**Exercise requirements**:
Type out the records that follow, exactly as given.

* * * * * * * * *

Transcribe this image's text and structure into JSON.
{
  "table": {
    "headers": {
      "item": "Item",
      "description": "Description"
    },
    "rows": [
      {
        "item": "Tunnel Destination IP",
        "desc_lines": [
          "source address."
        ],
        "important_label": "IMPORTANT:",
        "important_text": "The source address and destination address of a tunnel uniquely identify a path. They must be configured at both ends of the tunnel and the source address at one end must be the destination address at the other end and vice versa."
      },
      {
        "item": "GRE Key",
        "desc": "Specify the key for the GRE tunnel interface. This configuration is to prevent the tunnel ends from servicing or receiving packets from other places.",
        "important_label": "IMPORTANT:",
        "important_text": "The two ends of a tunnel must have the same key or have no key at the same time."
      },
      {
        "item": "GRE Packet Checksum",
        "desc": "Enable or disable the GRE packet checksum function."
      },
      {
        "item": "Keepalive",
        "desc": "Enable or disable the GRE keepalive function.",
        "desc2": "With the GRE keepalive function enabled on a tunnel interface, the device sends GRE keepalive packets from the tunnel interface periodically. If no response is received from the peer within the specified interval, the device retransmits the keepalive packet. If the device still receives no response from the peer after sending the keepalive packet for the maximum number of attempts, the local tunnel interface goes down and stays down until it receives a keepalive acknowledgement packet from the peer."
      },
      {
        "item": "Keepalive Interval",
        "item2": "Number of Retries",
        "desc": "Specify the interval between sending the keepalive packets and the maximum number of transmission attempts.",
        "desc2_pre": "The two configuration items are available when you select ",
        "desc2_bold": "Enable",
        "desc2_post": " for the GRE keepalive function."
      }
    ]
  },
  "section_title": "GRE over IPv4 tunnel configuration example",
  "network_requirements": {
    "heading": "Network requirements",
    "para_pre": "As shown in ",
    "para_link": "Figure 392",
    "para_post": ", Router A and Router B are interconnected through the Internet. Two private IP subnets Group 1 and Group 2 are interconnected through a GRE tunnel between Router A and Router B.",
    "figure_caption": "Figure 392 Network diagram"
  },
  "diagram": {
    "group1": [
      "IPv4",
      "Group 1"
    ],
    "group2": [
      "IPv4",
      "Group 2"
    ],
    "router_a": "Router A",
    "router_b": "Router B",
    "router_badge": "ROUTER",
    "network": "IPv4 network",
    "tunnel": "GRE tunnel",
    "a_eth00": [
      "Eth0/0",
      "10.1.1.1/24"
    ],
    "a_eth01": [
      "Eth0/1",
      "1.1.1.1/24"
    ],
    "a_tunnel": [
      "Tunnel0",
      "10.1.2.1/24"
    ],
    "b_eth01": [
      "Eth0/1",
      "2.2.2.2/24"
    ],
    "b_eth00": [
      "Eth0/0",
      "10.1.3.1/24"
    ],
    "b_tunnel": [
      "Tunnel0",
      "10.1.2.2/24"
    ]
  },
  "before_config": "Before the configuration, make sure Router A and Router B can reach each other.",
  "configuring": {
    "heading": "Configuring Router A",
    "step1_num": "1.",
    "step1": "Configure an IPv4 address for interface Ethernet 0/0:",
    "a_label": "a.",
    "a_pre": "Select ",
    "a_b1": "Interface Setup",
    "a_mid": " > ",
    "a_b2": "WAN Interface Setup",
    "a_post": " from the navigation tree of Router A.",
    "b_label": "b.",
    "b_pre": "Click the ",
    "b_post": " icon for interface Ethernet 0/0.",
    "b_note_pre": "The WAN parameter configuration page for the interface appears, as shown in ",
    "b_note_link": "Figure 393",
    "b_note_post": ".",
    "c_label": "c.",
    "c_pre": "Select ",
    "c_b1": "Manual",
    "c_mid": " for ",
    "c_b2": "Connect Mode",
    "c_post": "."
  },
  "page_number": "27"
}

* * * * * * * * *

**The reply**:
Transcribe this image's text and structure into JSON.
{
  "table": {
    "headers": {
      "item": "Item",
      "description": "Description"
    },
    "rows": [
      {
        "item": "Tunnel Destination IP",
        "desc_lines": [
          "source address."
        ],
        "important_label": "IMPORTANT:",
        "important_text": "The source address and destination address of a tunnel uniquely identify a path. They must be configured at both ends of the tunnel and the source address at one end must be the destination address at the other end and vice versa."
      },
      {
        "item": "GRE Key",
        "desc": "Specify the key for the GRE tunnel interface. This configuration is to prevent the tunnel ends from servicing or receiving packets from other places.",
        "important_label": "IMPORTANT:",
        "important_text": "The two ends of a tunnel must have the same key or have no key at the same time."
      },
      {
        "item": "GRE Packet Checksum",
        "desc": "Enable or disable the GRE packet checksum function."
      },
      {
        "item": "Keepalive",
        "desc": "Enable or disable the GRE keepalive function.",
        "desc2": "With the GRE keepalive function enabled on a tunnel interface, the device sends GRE keepalive packets from the tunnel interface periodically. If no response is received from the peer within the specified interval, the device retransmits the keepalive packet. If the device still receives no response from the peer after sending the keepalive packet for the maximum number of attempts, the local tunnel interface goes down and stays down until it receives a keepalive acknowledgement packet from the peer."
      },
      {
        "item": "Keepalive Interval",
        "item2": "Number of Retries",
        "desc": "Specify the interval between sending the keepalive packets and the maximum number of transmission attempts.",
        "desc2_pre": "The two configuration items are available when you select ",
        "desc2_bold": "Enable",
        "desc2_post": " for the GRE keepalive function."
      }
    ]
  },
  "section_title": "GRE over IPv4 tunnel configuration example",
  "network_requirements": {
    "heading": "Network requirements",
    "para_pre": "As shown in ",
    "para_link": "Figure 392",
    "para_post": ", Router A and Router B are interconnected through the Internet. Two private IP subnets Group 1 and Group 2 are interconnected through a GRE tunnel between Router A and Router B.",
    "figure_caption": "Figure 392 Network diagram"
  },
  "diagram": {
    "group1": [
      "IPv4",
      "Group 1"
    ],
    "group2": [
      "IPv4",
      "Group 2"
    ],
    "router_a": "Router A",
    "router_b": "Router B",
    "router_badge": "ROUTER",
    "network": "IPv4 network",
    "tunnel": "GRE tunnel",
    "a_eth00": [
      "Eth0/0",
      "10.1.1.1/24"
    ],
    "a_eth01": [
      "Eth0/1",
      "1.1.1.1/24"
    ],
    "a_tunnel": [
      "Tunnel0",
      "10.1.2.1/24"
    ],
    "b_eth01": [
      "Eth0/1",
      "2.2.2.2/24"
    ],
    "b_eth00": [
      "Eth0/0",
      "10.1.3.1/24"
    ],
    "b_tunnel": [
      "Tunnel0",
      "10.1.2.2/24"
    ]
  },
  "before_config": "Before the configuration, make sure Router A and Router B can reach each other.",
  "configuring": {
    "heading": "Configuring Router A",
    "step1_num": "1.",
    "step1": "Configure an IPv4 address for interface Ethernet 0/0:",
    "a_label": "a.",
    "a_pre": "Select ",
    "a_b1": "Interface Setup",
    "a_mid": " > ",
    "a_b2": "WAN Interface Setup",
    "a_post": " from the navigation tree of Router A.",
    "b_label": "b.",
    "b_pre": "Click the ",
    "b_post": " icon for interface Ethernet 0/0.",
    "b_note_pre": "The WAN parameter configuration page for the interface appears, as shown in ",
    "b_note_link": "Figure 393",
    "b_note_post": ".",
    "c_label": "c.",
    "c_pre": "Select ",
    "c_b1": "Manual",
    "c_mid": " for ",
    "c_b2": "Connect Mode",
    "c_post": "."
  },
  "page_number": "27"
}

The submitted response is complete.